_Records shown:_

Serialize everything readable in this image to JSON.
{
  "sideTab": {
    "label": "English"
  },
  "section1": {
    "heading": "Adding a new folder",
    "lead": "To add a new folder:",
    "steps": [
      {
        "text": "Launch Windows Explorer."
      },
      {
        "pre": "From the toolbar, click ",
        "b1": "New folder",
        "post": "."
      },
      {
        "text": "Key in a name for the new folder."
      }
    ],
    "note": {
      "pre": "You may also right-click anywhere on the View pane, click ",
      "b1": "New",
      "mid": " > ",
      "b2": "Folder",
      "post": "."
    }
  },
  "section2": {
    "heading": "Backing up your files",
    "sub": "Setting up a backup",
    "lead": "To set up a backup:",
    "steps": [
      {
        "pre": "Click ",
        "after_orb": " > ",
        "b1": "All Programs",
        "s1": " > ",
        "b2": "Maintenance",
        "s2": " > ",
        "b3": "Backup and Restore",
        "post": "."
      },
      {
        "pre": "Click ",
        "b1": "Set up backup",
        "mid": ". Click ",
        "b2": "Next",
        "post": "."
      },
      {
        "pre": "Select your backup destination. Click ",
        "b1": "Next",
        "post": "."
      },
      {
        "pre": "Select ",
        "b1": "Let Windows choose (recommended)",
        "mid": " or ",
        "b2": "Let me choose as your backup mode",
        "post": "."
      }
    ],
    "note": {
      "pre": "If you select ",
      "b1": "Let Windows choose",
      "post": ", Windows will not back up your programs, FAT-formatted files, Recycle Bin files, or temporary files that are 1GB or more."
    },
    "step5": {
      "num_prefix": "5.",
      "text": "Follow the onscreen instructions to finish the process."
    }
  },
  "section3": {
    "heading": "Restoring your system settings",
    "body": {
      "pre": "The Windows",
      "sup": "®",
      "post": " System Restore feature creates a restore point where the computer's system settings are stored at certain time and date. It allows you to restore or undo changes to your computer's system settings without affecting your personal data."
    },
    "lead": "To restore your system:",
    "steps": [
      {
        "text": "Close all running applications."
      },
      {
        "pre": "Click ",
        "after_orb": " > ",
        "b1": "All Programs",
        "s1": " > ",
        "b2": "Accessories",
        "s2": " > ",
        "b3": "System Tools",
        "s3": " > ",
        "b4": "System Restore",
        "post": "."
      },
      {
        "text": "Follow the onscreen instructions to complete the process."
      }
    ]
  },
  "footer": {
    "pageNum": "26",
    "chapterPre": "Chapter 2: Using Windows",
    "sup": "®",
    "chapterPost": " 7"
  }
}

_Exercise objective:_ Find the string "files" in the entries above and return each line that holds it.

_Exercise solution:_
    "heading": "Backing up your files",
      "post": ", Windows will not back up your programs, FAT-formatted files, Recycle Bin files, or temporary files that are 1GB or more."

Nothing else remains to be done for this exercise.